> **Objetivo 1**
Traduzca al inglés la siguiente oración de la reseña: «La educación sigue siendo un dispositivo selectivo para la exclusión.»
> **Objetivo 2**
Reproduzca el listado de anotaciones de coordenadas desde su primera línea hasta la línea que contiene «bullet-text: 10.4% of», ambas incluidas.

> **Documento fuente**
Blogia
Alberto Rodríguez

Pa que se acabe la vaina

Pa que se acabe la vaina

Tenía el libro, desde el año pasado, en el arrume de los libros a leer. Pero algo no me dejaba tomarlo para darle una oportunidad a que me atrapara. Algo predecible quizás, conociendo los “libros políticos” de William Ospina. Se trata de un manual personal de historia de Colombia que nos entrega bajo el título “Pa que se acabe la vaina”. Donde se mueve entre los dos extremos de la historia: concentración de poder en la “dirigencia” y la diversidad cultural.

A la par de la historia del país, va la historia del papel que la literatura ha jugado. Ospina sostiene que gran parte de la literatura colombiana, se ha hecho afuera: Vargas Vila, Barba Jacob, Álvaro Mutis, García Márquez, Fernando Vallejo.(Juan Gabriel Vásquez, Ricardo Cano).

Es una historia trágica para los campesinos, negros, indios, humildes, trabajadores y sindicalistas, desde el comienzo. Siempre se ha gobernado contra ellos. Una casta dirigente empoderada desde el siglo XVIII, que ha evolucionado históricamente hasta hoy y que sigue en el poder.  Una casta que a pesar de tener filiaciones políticas distintas, liberales y conservadores, es una sola. Propietaria, rentista, dueña de los bancos, hacedora de la ley, con su ejército y su iglesia.

En Colombia jamás prendió el liberalismo, nunca hubo una “democracia liberal” (cada quien tiene su democracia, Putin, Maduro, Macri, Al Asad, Trump, Uribe, Xi Jin Ping, todos). Jamás  en Colombia se hizo una reforma agraria, siempre se ha pasado por encima de las minorías, y hasta de las mayorías, como cuando le robaron a Rojas Pinilla las elecciones que ganó la Anapo. La educación sigue siendo un dispositivo selectivo para la exclusión. No se respetan los derechos humanos. Una sociedad democrática con una concentración de la propiedad de las más altas en América Latina (Colombia es el país de la región con el caso más preocupante: “Las fincas de más de 500 hectáreas –0,4 por ciento del total de explotaciones– concentran el 67,6 por ciento de la tierra productiva”). Donde la iglesia sigue teniendo la superioridad moral suficiente para oponerse a los derechos ciudadanos. ¿Cuál liberalismo? Aquí nunca hubo de eso.

Registros de anotación de coordenadas:
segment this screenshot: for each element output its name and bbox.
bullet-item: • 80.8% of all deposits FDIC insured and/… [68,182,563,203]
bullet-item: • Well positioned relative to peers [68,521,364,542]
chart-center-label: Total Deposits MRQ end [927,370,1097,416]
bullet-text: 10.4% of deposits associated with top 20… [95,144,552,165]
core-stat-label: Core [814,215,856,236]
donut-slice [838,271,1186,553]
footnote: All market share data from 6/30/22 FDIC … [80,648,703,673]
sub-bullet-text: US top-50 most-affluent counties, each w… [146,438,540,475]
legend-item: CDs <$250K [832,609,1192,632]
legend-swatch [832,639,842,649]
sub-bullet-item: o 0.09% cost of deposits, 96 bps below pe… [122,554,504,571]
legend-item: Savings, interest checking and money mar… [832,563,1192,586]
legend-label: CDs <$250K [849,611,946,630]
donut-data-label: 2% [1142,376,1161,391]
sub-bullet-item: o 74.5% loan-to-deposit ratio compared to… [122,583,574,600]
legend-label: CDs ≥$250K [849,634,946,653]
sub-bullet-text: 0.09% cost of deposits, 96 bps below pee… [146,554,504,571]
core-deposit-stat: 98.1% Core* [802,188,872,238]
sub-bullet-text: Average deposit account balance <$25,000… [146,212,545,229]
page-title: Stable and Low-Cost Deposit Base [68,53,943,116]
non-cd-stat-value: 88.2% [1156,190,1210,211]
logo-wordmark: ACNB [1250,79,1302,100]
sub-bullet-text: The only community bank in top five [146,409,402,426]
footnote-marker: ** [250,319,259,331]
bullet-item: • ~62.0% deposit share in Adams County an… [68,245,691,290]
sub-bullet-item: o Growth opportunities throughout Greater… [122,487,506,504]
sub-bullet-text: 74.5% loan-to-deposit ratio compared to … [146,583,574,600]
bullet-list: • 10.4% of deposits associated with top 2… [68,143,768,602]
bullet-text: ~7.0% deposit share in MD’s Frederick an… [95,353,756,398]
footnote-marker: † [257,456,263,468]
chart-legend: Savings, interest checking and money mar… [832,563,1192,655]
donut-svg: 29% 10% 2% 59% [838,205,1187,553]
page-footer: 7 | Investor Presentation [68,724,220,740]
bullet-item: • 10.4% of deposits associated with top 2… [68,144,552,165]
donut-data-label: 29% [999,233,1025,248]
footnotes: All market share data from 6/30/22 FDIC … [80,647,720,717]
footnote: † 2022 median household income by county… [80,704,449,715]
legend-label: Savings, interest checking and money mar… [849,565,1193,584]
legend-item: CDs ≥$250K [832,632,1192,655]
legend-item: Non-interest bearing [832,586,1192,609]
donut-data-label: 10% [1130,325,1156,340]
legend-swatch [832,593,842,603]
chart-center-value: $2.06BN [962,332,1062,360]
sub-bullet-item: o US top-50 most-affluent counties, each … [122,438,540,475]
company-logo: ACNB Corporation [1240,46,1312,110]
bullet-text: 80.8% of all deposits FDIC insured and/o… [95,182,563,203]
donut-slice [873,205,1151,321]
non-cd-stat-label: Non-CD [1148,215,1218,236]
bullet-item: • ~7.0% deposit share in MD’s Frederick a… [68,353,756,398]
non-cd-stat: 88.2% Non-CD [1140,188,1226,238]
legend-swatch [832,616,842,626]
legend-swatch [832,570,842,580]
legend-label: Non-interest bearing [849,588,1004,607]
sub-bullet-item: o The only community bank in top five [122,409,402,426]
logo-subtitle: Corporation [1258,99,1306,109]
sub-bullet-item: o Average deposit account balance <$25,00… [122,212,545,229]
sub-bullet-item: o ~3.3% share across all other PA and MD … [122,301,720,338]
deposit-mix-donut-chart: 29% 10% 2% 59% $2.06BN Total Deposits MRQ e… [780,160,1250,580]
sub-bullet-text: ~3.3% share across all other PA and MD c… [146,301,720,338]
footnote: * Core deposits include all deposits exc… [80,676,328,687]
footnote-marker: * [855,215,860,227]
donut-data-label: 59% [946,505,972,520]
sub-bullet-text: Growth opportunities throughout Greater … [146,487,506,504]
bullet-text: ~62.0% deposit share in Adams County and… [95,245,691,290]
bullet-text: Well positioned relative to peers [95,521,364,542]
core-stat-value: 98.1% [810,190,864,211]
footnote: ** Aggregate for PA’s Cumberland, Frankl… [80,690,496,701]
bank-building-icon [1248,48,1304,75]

> **Solución completa 1**
Education is still a selective mechanism for exclusion.

> **Solución completa 2**
segment this screenshot: for each element output its name and bbox.
bullet-item: • 80.8% of all deposits FDIC insured and/… [68,182,563,203]
bullet-item: • Well positioned relative to peers [68,521,364,542]
chart-center-label: Total Deposits MRQ end [927,370,1097,416]
bullet-text: 10.4% of deposits associated with top 20… [95,144,552,165]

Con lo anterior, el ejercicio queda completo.